** Start of Exercise input **

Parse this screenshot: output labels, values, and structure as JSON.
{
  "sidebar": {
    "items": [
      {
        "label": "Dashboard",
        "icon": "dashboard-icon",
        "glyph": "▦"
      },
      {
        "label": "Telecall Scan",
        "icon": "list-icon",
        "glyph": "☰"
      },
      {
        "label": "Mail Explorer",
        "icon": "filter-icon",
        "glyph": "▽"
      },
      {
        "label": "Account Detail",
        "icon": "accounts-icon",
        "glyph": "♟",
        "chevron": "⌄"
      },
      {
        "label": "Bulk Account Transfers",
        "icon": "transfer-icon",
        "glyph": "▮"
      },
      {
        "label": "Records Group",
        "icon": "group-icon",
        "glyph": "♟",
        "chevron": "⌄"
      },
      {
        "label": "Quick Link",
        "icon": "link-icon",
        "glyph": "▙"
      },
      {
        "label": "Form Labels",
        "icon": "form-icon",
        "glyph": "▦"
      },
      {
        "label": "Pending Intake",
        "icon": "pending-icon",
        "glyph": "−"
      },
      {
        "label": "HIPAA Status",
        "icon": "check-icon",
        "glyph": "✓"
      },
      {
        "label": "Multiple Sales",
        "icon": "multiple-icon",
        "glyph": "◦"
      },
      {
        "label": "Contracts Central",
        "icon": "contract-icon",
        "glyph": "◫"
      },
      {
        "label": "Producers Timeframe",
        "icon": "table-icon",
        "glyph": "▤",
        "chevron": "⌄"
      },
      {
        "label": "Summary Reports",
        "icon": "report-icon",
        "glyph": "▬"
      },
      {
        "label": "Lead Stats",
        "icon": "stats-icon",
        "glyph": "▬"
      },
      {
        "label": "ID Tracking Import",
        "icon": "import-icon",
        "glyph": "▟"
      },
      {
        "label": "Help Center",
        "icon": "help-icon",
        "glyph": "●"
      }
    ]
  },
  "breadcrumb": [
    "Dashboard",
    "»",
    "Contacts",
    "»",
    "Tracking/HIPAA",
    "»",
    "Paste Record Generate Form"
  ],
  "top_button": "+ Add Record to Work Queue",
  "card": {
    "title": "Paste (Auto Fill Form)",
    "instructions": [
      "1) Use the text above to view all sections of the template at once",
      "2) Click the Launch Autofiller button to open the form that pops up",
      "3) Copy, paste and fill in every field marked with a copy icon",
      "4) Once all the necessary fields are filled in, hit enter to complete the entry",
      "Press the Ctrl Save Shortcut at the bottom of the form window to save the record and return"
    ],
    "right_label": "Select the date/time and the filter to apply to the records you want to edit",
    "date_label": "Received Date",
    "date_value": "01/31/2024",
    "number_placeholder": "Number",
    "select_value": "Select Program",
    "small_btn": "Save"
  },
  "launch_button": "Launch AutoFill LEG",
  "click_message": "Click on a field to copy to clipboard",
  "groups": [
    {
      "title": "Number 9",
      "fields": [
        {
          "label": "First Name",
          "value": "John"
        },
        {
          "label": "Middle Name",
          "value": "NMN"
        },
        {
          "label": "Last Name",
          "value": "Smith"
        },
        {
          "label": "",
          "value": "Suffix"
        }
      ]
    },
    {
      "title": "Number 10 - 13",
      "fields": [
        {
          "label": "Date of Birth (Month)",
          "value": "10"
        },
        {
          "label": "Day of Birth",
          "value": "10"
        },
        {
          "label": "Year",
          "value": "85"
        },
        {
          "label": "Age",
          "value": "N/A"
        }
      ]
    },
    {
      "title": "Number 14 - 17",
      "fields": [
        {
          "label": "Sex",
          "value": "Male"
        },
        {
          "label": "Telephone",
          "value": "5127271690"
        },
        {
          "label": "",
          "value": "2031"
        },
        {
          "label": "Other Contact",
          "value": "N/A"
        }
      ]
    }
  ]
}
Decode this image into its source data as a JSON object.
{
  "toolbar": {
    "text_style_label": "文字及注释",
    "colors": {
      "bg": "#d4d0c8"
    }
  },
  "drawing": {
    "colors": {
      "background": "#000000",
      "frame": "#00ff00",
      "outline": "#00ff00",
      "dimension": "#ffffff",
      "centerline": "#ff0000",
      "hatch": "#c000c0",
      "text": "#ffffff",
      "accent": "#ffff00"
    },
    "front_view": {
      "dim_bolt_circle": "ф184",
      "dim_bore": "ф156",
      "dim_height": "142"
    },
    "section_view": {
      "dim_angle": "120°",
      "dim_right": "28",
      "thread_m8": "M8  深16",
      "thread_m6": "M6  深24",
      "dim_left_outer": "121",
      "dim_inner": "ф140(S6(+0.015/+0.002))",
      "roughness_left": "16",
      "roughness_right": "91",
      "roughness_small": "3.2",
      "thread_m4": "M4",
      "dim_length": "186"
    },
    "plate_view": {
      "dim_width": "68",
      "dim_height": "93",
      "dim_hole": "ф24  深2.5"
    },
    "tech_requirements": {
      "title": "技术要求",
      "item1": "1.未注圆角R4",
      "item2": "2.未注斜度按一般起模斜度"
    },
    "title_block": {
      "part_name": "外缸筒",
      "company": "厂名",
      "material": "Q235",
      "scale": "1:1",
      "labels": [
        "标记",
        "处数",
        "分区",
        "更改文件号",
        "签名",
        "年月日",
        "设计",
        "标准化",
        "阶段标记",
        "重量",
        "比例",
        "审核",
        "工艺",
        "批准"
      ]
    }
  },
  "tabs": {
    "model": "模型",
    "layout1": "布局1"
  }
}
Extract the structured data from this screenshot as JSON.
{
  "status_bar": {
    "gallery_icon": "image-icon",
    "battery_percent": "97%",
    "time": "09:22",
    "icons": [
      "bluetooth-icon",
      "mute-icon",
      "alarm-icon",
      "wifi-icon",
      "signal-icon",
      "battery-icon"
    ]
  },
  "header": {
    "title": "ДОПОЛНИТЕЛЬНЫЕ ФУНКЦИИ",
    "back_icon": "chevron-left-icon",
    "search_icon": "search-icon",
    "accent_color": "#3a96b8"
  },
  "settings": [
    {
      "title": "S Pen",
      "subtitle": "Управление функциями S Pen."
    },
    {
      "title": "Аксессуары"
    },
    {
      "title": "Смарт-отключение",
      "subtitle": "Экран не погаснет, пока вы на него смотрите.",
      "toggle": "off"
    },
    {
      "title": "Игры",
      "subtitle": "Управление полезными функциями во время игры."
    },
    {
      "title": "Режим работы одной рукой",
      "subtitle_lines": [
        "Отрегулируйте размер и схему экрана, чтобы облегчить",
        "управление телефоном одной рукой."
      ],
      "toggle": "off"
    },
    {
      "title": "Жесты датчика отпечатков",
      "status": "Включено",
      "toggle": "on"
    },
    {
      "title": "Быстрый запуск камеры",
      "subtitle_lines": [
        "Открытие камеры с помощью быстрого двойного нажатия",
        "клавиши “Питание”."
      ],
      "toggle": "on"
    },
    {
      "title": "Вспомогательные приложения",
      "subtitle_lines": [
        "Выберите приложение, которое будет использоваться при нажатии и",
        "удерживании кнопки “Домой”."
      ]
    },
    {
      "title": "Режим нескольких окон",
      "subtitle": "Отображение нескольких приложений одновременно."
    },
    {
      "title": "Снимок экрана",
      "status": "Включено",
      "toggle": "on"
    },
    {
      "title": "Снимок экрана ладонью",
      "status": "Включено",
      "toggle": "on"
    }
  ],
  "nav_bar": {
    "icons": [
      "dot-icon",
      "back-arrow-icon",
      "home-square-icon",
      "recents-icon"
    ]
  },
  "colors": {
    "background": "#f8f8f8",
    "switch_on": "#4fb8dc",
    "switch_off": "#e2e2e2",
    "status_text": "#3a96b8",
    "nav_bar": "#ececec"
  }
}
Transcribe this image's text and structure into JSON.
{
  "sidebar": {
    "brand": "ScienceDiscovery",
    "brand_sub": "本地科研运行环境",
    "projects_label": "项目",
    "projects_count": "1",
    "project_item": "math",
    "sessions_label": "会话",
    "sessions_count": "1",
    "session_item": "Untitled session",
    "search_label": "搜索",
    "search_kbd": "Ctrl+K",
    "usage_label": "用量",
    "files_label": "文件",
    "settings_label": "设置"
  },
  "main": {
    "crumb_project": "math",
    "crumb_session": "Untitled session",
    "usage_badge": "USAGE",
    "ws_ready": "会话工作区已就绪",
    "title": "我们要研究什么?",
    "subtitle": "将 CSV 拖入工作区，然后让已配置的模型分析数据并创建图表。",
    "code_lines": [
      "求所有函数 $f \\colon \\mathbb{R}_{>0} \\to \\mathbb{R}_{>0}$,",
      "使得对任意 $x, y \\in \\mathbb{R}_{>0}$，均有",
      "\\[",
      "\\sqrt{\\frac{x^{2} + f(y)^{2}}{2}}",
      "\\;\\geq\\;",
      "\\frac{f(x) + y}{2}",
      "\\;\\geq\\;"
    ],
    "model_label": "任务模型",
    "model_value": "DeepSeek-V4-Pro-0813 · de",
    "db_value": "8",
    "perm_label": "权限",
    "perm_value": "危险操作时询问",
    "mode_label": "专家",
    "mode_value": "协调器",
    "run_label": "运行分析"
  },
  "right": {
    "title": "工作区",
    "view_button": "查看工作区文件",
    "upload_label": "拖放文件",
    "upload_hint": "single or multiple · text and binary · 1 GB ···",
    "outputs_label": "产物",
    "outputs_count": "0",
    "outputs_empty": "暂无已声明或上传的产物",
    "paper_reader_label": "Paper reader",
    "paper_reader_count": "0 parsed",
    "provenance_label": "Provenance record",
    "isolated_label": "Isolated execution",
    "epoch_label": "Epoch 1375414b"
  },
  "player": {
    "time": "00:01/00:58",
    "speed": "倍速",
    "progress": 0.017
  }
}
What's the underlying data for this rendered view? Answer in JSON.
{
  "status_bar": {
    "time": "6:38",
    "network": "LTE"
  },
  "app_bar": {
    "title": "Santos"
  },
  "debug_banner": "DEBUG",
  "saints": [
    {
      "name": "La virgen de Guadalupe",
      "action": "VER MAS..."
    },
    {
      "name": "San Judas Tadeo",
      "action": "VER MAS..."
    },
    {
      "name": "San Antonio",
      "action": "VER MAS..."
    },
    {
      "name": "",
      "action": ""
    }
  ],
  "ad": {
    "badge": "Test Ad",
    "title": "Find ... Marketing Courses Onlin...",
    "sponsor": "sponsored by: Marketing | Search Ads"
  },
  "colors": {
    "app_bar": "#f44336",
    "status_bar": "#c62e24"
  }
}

** End of Exercise input **

Repeat exactly the lines from the line containing "What's the underlying" through the last line of the records above, including both, and nothing else.

* Reply:
What's the underlying data for this rendered view? Answer in JSON.
{
  "status_bar": {
    "time": "6:38",
    "network": "LTE"
  },
  "app_bar": {
    "title": "Santos"
  },
  "debug_banner": "DEBUG",
  "saints": [
    {
      "name": "La virgen de Guadalupe",
      "action": "VER MAS..."
    },
    {
      "name": "San Judas Tadeo",
      "action": "VER MAS..."
    },
    {
      "name": "San Antonio",
      "action": "VER MAS..."
    },
    {
      "name": "",
      "action": ""
    }
  ],
  "ad": {
    "badge": "Test Ad",
    "title": "Find ... Marketing Courses Onlin...",
    "sponsor": "sponsored by: Marketing | Search Ads"
  },
  "colors": {
    "app_bar": "#f44336",
    "status_bar": "#c62e24"
  }
}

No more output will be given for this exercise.